++++ DATASET EXTRACT ++++
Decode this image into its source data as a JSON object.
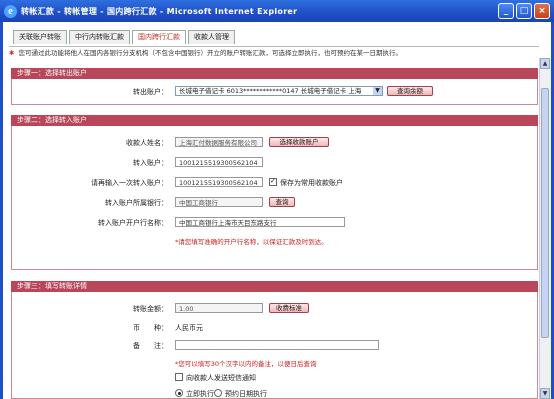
{
  "window": {
    "title": "转帐汇款 - 转帐管理 - 国内跨行汇款 - Microsoft Internet Explorer",
    "icon": "ie-icon",
    "minimize": "_",
    "maximize": "□",
    "close": "×"
  },
  "tabs": [
    {
      "label": "关联账户转账",
      "active": false
    },
    {
      "label": "中行内转账汇款",
      "active": false
    },
    {
      "label": "国内跨行汇款",
      "active": true
    },
    {
      "label": "收款人管理",
      "active": false
    }
  ],
  "notice": "您可通过此功能将他人在国内各银行分支机构（不包含中国银行）开立的账户转账汇款，可选择立即执行，也可预约在某一日期执行。",
  "section1": {
    "title": "步骤一：选择转出账户",
    "from_account_label": "转出账户：",
    "from_account_value": "长城电子借记卡 6013************0147 长城电子借记卡 上海",
    "query_balance_btn": "查询余额"
  },
  "section2": {
    "title": "步骤二：选择转入账户",
    "payee_name_label": "收款人姓名：",
    "payee_name_value": "上海汇付数据服务有限公司",
    "select_payee_btn": "选择收款账户",
    "to_account_label": "转入账户：",
    "to_account_value": "1001215519300562104",
    "confirm_account_label": "请再输入一次转入账户：",
    "confirm_account_value": "1001215519300562104",
    "save_payee_label": "保存为常用收款账户",
    "save_payee_checked": true,
    "bank_label": "转入账户所属银行：",
    "bank_value": "中国工商银行",
    "query_btn": "查询",
    "branch_label": "转入账户开户行名称：",
    "branch_value": "中国工商银行上海市天目东路支行",
    "branch_hint": "*请您填写准确的开户行名称，以保证汇款及时到达。"
  },
  "section3": {
    "title": "步骤三：填写转账详情",
    "amount_label": "转账金额：",
    "amount_value": "1.00",
    "fee_btn": "收费标准",
    "currency_label": "币　　种：",
    "currency_value": "人民币元",
    "memo_label": "备　　注：",
    "memo_value": "",
    "memo_hint": "*您可以填写30个汉字以内的备注，以便日后查询",
    "sms_label": "向收款人发送短信通知",
    "sms_checked": false,
    "exec_now_label": "立即执行",
    "exec_scheduled_label": "预约日期执行",
    "exec_mode": "now"
  },
  "colors": {
    "title_bar": "#1f4fc6",
    "section_header": "#b8475a",
    "hint_red": "#d02020"
  }
}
++++
Omit the pictures. Transcribe every record exactly.

Decode this image into its source data as a JSON object.
{
  "window": {
    "title": "转帐汇款 - 转帐管理 - 国内跨行汇款 - Microsoft Internet Explorer",
    "icon": "ie-icon",
    "minimize": "_",
    "maximize": "□",
    "close": "×"
  },
  "tabs": [
    {
      "label": "关联账户转账",
      "active": false
    },
    {
      "label": "中行内转账汇款",
      "active": false
    },
    {
      "label": "国内跨行汇款",
      "active": true
    },
    {
      "label": "收款人管理",
      "active": false
    }
  ],
  "notice": "您可通过此功能将他人在国内各银行分支机构（不包含中国银行）开立的账户转账汇款，可选择立即执行，也可预约在某一日期执行。",
  "section1": {
    "title": "步骤一：选择转出账户",
    "from_account_label": "转出账户：",
    "from_account_value": "长城电子借记卡 6013************0147 长城电子借记卡 上海",
    "query_balance_btn": "查询余额"
  },
  "section2": {
    "title": "步骤二：选择转入账户",
    "payee_name_label": "收款人姓名：",
    "payee_name_value": "上海汇付数据服务有限公司",
    "select_payee_btn": "选择收款账户",
    "to_account_label": "转入账户：",
    "to_account_value": "1001215519300562104",
    "confirm_account_label": "请再输入一次转入账户：",
    "confirm_account_value": "1001215519300562104",
    "save_payee_label": "保存为常用收款账户",
    "save_payee_checked": true,
    "bank_label": "转入账户所属银行：",
    "bank_value": "中国工商银行",
    "query_btn": "查询",
    "branch_label": "转入账户开户行名称：",
    "branch_value": "中国工商银行上海市天目东路支行",
    "branch_hint": "*请您填写准确的开户行名称，以保证汇款及时到达。"
  },
  "section3": {
    "title": "步骤三：填写转账详情",
    "amount_label": "转账金额：",
    "amount_value": "1.00",
    "fee_btn": "收费标准",
    "currency_label": "币　　种：",
    "currency_value": "人民币元",
    "memo_label": "备　　注：",
    "memo_value": "",
    "memo_hint": "*您可以填写30个汉字以内的备注，以便日后查询",
    "sms_label": "向收款人发送短信通知",
    "sms_checked": false,
    "exec_now_label": "立即执行",
    "exec_scheduled_label": "预约日期执行",
    "exec_mode": "now"
  },
  "colors": {
    "title_bar": "#1f4fc6",
    "section_header": "#b8475a",
    "hint_red": "#d02020"
  }
}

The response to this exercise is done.